*Problem to solve*.
Report every line in the listing below where the string "자유행동" shows up.

Data records

---

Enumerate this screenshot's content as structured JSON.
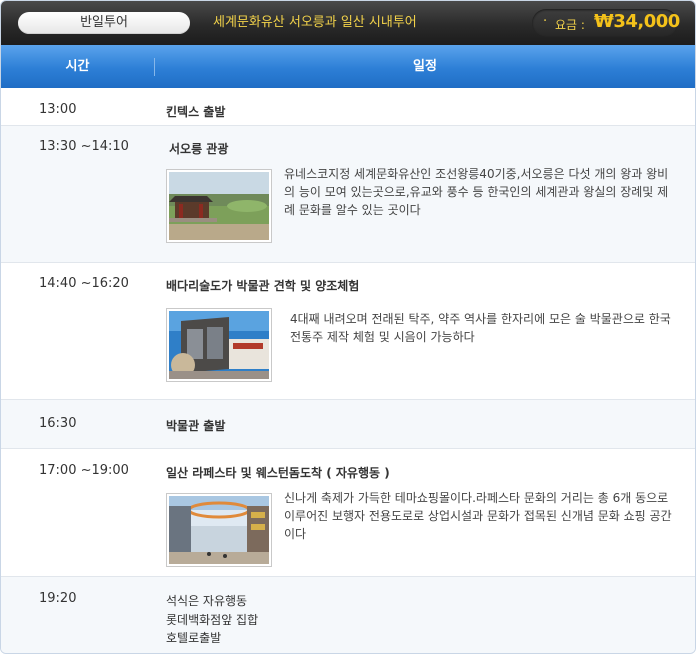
{
  "header": {
    "tab_label": "반일투어",
    "tour_title": "세계문화유산 서오릉과 일산 시내투어",
    "price_bullet": "·",
    "price_label": "요금 :",
    "price_value": "₩34,000"
  },
  "columns": {
    "time": "시간",
    "schedule": "일정"
  },
  "schedule": [
    {
      "time": "13:00",
      "title": "킨텍스 출발"
    },
    {
      "time": "13:30 ~14:10",
      "title": "서오릉 관광",
      "image": "royal-tomb-photo",
      "description": "유네스코지정 세계문화유산인 조선왕릉40기중,서오릉은 다섯 개의 왕과 왕비의 능이 모여 있는곳으로,유교와 풍수 등 한국인의 세계관과 왕실의 장례및 제례 문화를 알수 있는 곳이다"
    },
    {
      "time": "14:40 ~16:20",
      "title": "배다리술도가 박물관 견학 및 양조체험",
      "image": "liquor-museum-photo",
      "description": "4대째 내려오며 전래된 탁주, 약주 역사를 한자리에 모은 술 박물관으로 한국 전통주 제작 체험 및 시음이 가능하다"
    },
    {
      "time": "16:30",
      "title": "박물관 출발"
    },
    {
      "time": "17:00 ~19:00",
      "title": "일산  라페스타 및 웨스턴돔도착 ( 자유행동 )",
      "image": "shopping-street-photo",
      "description": "신나게 축제가 가득한 테마쇼핑몰이다.라페스타 문화의 거리는 총 6개 동으로 이루어진 보행자 전용도로로 상업시설과 문화가 접목된 신개념   문화 쇼핑 공간이다"
    },
    {
      "time": "19:20",
      "title": "석식은 자유행동",
      "lines": [
        "롯데백화점앞 집합",
        "호텔로출발"
      ]
    }
  ],
  "colors": {
    "topbar": "#2a2a2a",
    "accent_yellow": "#f2d24a",
    "header_blue": "#2d7fd6",
    "row_alt": "#f5f8fb"
  }
}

---

*Solution*.
      "title": "일산  라페스타 및 웨스턴돔도착 ( 자유행동 )",
      "title": "석식은 자유행동",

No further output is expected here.